==== DATASET CONTENT

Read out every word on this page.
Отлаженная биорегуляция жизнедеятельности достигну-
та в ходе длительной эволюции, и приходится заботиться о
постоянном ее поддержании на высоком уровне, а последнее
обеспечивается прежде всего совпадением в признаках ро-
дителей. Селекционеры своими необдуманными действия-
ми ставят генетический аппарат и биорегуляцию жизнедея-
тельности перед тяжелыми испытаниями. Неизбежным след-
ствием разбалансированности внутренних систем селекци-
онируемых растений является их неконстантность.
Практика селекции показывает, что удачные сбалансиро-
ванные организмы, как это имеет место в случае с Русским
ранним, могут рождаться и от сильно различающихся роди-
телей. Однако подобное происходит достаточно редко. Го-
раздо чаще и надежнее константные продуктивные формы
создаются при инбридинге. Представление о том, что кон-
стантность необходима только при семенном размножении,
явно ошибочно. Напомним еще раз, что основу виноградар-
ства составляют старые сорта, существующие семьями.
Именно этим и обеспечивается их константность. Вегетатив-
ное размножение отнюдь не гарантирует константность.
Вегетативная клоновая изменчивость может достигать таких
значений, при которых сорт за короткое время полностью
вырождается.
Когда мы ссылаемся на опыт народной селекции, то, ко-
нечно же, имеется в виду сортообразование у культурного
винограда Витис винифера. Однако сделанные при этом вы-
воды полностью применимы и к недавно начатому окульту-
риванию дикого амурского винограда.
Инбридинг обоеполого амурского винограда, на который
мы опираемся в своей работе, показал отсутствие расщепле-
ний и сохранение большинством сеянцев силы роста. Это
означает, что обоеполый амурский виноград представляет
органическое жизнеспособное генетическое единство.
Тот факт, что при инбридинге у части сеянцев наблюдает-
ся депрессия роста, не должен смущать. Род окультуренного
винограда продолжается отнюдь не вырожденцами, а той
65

========

◆ OBJECTIVE ◆
Copy every line that contains the string "Однако".

◆ EXERCISE ANSWER ◆
телей. Однако подобное происходит достаточно редко. Го-
винограда Витис винифера. Однако сделанные при этом вы-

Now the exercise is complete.